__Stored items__
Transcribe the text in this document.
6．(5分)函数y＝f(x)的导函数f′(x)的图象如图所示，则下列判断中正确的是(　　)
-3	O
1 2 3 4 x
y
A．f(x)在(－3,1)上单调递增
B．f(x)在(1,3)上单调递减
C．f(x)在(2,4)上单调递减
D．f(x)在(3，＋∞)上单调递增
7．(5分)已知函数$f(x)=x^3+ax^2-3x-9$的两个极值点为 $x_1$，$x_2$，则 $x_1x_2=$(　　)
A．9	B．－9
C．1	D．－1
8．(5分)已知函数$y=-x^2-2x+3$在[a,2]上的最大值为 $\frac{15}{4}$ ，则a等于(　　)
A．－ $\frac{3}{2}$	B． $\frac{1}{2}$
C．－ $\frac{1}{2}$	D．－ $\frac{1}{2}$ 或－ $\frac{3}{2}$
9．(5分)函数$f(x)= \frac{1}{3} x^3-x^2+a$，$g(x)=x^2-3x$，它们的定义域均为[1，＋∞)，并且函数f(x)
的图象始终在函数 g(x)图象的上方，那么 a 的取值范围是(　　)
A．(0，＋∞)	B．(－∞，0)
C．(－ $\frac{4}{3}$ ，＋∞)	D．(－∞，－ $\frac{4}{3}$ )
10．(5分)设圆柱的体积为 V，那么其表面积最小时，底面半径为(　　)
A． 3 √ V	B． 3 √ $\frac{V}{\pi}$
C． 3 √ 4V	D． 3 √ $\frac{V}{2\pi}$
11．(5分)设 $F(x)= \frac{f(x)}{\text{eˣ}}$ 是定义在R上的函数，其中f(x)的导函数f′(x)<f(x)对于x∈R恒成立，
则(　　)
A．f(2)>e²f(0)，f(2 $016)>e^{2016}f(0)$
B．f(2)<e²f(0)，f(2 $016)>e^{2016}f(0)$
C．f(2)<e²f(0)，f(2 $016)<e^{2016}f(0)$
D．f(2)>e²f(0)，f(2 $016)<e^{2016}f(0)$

__EXERCISE REQUIREMENTS__
Extract the data exactly as given.

__ANSWER TO THIS PROBLEM__
Transcribe the text in this document.
6．(5分)函数y＝f(x)的导函数f′(x)的图象如图所示，则下列判断中正确的是(　　)
-3	O
1 2 3 4 x
y
A．f(x)在(－3,1)上单调递增
B．f(x)在(1,3)上单调递减
C．f(x)在(2,4)上单调递减
D．f(x)在(3，＋∞)上单调递增
7．(5分)已知函数$f(x)=x^3+ax^2-3x-9$的两个极值点为 $x_1$，$x_2$，则 $x_1x_2=$(　　)
A．9	B．－9
C．1	D．－1
8．(5分)已知函数$y=-x^2-2x+3$在[a,2]上的最大值为 $\frac{15}{4}$ ，则a等于(　　)
A．－ $\frac{3}{2}$	B． $\frac{1}{2}$
C．－ $\frac{1}{2}$	D．－ $\frac{1}{2}$ 或－ $\frac{3}{2}$
9．(5分)函数$f(x)= \frac{1}{3} x^3-x^2+a$，$g(x)=x^2-3x$，它们的定义域均为[1，＋∞)，并且函数f(x)
的图象始终在函数 g(x)图象的上方，那么 a 的取值范围是(　　)
A．(0，＋∞)	B．(－∞，0)
C．(－ $\frac{4}{3}$ ，＋∞)	D．(－∞，－ $\frac{4}{3}$ )
10．(5分)设圆柱的体积为 V，那么其表面积最小时，底面半径为(　　)
A． 3 √ V	B． 3 √ $\frac{V}{\pi}$
C． 3 √ 4V	D． 3 √ $\frac{V}{2\pi}$
11．(5分)设 $F(x)= \frac{f(x)}{\text{eˣ}}$ 是定义在R上的函数，其中f(x)的导函数f′(x)<f(x)对于x∈R恒成立，
则(　　)
A．f(2)>e²f(0)，f(2 $016)>e^{2016}f(0)$
B．f(2)<e²f(0)，f(2 $016)>e^{2016}f(0)$
C．f(2)<e²f(0)，f(2 $016)<e^{2016}f(0)$
D．f(2)>e²f(0)，f(2 $016)<e^{2016}f(0)$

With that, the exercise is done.